# [Required task]
Search the records for "دارد". Copy every line where it appears.

# [Records shown]
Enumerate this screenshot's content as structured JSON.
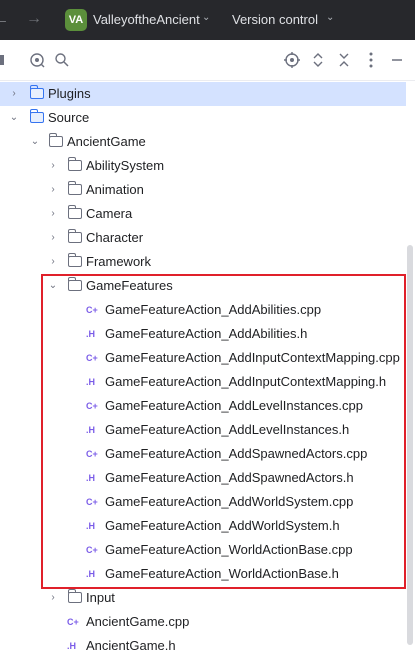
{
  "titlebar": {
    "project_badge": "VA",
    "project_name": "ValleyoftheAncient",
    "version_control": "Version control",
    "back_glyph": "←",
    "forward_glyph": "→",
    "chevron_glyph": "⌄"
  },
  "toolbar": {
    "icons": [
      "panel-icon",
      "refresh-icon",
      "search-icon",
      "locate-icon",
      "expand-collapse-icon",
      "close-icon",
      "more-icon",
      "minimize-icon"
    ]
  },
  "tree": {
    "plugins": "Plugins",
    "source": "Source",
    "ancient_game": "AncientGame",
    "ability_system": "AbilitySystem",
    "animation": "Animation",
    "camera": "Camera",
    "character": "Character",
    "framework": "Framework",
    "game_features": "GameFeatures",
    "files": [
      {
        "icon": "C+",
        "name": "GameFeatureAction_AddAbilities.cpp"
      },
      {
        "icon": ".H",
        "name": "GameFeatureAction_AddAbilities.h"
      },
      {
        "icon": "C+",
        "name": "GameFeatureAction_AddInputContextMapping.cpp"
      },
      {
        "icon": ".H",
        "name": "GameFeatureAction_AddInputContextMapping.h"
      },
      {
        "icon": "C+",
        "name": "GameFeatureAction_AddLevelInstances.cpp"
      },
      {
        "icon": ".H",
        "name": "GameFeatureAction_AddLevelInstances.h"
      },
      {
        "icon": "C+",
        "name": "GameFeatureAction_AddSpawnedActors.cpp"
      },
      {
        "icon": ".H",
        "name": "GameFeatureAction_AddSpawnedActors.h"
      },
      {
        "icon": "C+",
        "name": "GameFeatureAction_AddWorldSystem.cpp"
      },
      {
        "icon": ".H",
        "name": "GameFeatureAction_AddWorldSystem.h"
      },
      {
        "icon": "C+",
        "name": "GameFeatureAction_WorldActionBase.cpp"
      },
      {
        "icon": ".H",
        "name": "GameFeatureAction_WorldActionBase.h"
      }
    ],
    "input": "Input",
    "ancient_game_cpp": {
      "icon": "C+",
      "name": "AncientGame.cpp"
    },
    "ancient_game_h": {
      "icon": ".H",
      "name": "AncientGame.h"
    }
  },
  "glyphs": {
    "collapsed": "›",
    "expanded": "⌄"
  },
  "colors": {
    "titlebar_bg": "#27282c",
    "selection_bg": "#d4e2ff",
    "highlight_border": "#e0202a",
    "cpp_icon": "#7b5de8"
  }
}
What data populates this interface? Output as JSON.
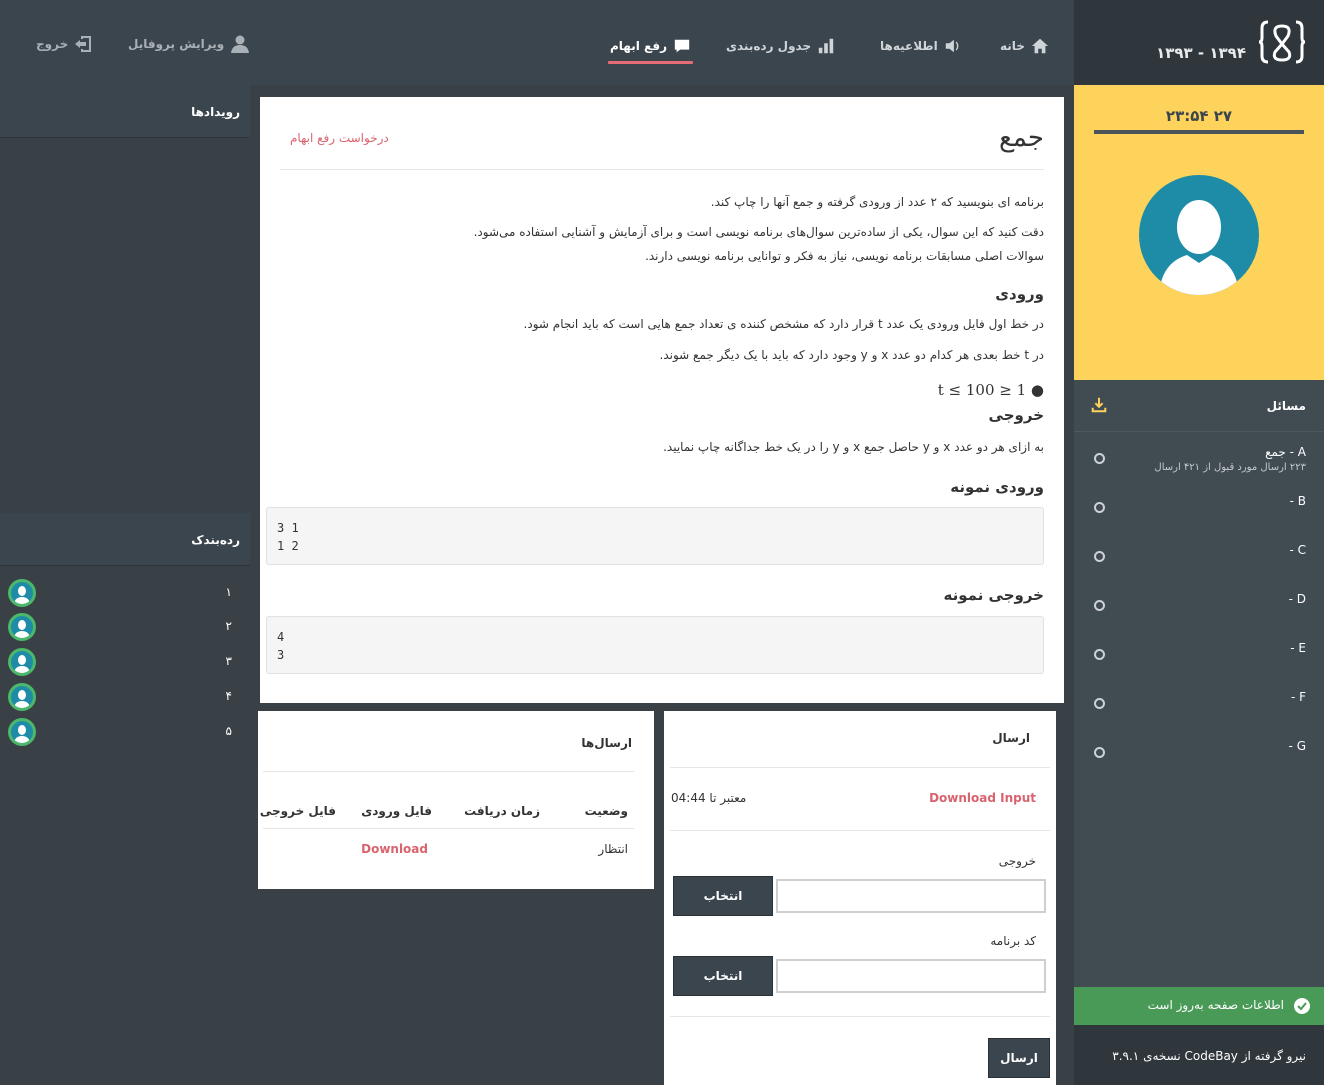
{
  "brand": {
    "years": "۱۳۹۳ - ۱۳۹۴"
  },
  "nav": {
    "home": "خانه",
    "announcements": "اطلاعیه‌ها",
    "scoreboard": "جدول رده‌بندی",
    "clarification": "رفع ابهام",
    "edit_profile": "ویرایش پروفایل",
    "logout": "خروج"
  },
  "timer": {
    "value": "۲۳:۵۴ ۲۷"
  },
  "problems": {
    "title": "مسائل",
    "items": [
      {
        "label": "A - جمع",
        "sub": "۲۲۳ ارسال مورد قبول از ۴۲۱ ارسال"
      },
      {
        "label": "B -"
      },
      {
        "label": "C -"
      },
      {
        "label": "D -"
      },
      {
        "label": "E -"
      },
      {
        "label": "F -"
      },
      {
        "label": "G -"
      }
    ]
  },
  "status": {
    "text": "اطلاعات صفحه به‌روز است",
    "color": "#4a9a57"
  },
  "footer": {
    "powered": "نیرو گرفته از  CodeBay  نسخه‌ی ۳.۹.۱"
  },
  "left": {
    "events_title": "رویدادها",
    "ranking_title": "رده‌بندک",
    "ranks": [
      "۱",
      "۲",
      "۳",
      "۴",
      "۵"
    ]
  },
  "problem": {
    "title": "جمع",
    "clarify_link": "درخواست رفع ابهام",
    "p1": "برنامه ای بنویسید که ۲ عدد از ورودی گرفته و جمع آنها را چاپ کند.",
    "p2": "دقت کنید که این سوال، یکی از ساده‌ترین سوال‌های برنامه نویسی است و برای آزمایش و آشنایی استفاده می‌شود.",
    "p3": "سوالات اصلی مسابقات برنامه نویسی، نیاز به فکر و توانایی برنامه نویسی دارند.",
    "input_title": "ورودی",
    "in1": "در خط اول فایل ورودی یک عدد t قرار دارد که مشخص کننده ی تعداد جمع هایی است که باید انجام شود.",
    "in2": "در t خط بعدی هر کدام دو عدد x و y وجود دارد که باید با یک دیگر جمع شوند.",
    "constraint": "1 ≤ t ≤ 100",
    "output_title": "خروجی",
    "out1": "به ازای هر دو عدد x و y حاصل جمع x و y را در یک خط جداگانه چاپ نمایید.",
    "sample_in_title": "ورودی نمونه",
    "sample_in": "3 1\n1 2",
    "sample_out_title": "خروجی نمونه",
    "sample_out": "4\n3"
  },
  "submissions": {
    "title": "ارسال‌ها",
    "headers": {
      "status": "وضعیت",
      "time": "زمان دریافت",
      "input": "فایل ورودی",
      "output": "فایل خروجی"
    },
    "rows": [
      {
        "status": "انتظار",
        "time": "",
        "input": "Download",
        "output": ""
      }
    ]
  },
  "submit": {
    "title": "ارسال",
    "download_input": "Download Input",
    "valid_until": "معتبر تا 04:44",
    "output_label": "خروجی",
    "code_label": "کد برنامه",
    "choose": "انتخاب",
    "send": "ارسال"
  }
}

# [Response to this exercise]
    "in1": "در خط اول فایل ورودی یک عدد t قرار دارد که مشخص کننده ی تعداد جمع هایی است که باید انجام شود.",
    "in2": "در t خط بعدی هر کدام دو عدد x و y وجود دارد که باید با یک دیگر جمع شوند.",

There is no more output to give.